◆ **DESCRIPTION OF THE TASK**:
Treat the line containing "What's the underlying" as the first line and the final line of the material below as the last; reproduce that range exactly.

◆ **EXERCISE INPUT**:

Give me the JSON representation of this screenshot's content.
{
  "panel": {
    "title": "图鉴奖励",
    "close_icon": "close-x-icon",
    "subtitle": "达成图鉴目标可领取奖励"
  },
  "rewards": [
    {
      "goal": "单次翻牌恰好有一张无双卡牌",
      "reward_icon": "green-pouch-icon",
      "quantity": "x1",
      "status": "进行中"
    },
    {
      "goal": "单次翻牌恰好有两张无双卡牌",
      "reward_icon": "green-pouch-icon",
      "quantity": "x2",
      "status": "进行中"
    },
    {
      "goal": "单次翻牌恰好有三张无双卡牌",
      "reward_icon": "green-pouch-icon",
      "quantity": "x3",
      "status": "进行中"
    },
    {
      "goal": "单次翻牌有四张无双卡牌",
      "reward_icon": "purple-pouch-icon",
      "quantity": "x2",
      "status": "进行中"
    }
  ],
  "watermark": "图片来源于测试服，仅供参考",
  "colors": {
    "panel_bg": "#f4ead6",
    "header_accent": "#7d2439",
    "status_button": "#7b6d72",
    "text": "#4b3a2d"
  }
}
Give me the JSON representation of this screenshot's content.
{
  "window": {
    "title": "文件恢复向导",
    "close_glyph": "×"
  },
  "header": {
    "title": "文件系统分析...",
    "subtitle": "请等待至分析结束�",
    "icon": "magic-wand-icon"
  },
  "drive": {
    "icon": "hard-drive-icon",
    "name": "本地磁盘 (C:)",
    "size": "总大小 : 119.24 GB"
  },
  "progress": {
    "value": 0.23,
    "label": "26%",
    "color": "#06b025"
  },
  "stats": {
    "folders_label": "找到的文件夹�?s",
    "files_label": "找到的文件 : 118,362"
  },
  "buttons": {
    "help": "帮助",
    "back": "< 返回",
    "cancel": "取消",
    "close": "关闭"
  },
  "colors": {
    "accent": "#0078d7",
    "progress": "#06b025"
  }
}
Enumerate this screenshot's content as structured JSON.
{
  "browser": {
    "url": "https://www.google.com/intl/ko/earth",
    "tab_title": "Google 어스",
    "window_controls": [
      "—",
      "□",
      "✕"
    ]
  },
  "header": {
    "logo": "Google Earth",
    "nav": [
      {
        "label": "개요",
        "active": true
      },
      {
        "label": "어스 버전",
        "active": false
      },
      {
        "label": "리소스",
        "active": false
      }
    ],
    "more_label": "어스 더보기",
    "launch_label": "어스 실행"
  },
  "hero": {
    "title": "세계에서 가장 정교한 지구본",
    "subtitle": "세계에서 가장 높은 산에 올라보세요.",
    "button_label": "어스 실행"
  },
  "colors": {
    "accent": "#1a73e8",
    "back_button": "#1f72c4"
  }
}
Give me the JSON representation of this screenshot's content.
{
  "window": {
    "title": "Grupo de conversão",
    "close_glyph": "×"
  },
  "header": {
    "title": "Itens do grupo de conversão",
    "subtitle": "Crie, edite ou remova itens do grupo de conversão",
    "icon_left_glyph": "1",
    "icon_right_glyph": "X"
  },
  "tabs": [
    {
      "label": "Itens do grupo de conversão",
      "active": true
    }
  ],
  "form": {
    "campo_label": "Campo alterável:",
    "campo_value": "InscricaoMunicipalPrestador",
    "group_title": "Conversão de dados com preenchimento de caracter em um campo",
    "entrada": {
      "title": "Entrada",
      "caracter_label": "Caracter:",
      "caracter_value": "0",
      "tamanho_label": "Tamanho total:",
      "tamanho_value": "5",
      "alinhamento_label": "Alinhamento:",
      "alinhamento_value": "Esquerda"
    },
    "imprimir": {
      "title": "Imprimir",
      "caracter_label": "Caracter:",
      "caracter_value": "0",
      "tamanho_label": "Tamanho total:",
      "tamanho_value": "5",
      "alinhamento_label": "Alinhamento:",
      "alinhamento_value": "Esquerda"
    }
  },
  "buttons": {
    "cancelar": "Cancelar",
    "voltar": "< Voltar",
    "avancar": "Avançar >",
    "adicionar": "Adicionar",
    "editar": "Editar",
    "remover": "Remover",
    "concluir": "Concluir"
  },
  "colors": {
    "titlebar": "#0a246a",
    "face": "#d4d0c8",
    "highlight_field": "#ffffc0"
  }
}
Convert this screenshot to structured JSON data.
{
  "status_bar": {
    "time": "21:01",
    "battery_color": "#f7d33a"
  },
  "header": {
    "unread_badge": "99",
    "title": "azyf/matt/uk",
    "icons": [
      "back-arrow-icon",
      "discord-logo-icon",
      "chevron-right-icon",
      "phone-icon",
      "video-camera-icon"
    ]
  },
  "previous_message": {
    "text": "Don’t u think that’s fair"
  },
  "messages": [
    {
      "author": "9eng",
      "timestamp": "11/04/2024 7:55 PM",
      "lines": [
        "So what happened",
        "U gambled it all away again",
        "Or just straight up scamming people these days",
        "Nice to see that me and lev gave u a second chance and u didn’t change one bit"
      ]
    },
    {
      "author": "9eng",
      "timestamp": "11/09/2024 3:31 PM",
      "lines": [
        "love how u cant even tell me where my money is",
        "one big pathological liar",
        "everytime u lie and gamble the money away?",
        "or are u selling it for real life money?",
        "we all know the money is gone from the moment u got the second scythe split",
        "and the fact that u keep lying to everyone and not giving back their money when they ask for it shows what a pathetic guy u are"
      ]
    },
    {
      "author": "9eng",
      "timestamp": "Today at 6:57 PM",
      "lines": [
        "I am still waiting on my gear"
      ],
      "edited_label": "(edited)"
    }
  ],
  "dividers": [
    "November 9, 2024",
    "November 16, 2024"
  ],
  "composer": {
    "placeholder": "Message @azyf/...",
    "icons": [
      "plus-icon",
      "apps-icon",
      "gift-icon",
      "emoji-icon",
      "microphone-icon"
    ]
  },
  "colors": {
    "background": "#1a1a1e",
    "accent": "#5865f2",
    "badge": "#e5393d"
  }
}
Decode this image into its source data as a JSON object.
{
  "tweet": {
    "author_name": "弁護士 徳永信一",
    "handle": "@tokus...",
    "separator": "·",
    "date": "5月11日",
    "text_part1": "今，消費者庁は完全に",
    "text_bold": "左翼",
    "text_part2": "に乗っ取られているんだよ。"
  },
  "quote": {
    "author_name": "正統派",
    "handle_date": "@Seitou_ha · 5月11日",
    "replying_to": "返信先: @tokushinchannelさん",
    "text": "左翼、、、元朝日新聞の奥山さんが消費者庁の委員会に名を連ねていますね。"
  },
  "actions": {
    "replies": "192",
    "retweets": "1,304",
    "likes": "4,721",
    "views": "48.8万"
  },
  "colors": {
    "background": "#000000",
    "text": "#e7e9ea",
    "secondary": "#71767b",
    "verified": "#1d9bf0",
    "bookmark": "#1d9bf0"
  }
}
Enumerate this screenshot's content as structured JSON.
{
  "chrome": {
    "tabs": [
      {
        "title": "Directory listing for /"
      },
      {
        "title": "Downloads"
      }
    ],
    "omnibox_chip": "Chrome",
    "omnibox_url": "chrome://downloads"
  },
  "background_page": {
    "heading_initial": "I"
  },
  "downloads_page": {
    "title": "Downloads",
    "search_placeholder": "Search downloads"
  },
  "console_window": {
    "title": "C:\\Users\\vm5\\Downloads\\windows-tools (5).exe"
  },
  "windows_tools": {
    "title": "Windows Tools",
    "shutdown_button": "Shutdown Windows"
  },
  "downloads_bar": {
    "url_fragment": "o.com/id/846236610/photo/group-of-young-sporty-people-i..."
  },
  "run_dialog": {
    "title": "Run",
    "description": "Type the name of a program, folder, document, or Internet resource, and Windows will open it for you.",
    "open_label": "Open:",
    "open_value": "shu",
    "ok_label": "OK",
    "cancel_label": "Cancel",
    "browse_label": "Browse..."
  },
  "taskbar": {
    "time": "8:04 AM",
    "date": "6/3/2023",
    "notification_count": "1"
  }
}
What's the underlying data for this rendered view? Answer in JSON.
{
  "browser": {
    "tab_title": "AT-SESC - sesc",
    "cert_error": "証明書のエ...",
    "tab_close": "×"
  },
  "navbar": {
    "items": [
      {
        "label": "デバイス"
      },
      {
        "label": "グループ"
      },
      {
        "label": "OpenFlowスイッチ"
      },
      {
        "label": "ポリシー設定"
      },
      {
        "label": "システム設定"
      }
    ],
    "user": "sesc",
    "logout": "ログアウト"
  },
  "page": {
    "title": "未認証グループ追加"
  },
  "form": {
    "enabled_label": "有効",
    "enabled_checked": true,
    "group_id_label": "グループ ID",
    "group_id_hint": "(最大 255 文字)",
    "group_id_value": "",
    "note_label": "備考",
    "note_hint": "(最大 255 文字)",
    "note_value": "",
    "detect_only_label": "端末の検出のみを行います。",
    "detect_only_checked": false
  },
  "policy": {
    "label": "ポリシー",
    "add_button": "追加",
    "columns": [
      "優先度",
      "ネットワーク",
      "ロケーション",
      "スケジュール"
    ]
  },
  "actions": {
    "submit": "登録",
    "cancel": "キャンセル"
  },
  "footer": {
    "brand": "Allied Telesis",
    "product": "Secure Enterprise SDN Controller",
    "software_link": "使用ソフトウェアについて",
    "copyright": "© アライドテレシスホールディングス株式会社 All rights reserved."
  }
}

◆ **EXPECTED OUTPUT**:
What's the underlying data for this rendered view? Answer in JSON.
{
  "browser": {
    "tab_title": "AT-SESC - sesc",
    "cert_error": "証明書のエ...",
    "tab_close": "×"
  },
  "navbar": {
    "items": [
      {
        "label": "デバイス"
      },
      {
        "label": "グループ"
      },
      {
        "label": "OpenFlowスイッチ"
      },
      {
        "label": "ポリシー設定"
      },
      {
        "label": "システム設定"
      }
    ],
    "user": "sesc",
    "logout": "ログアウト"
  },
  "page": {
    "title": "未認証グループ追加"
  },
  "form": {
    "enabled_label": "有効",
    "enabled_checked": true,
    "group_id_label": "グループ ID",
    "group_id_hint": "(最大 255 文字)",
    "group_id_value": "",
    "note_label": "備考",
    "note_hint": "(最大 255 文字)",
    "note_value": "",
    "detect_only_label": "端末の検出のみを行います。",
    "detect_only_checked": false
  },
  "policy": {
    "label": "ポリシー",
    "add_button": "追加",
    "columns": [
      "優先度",
      "ネットワーク",
      "ロケーション",
      "スケジュール"
    ]
  },
  "actions": {
    "submit": "登録",
    "cancel": "キャンセル"
  },
  "footer": {
    "brand": "Allied Telesis",
    "product": "Secure Enterprise SDN Controller",
    "software_link": "使用ソフトウェアについて",
    "copyright": "© アライドテレシスホールディングス株式会社 All rights reserved."
  }
}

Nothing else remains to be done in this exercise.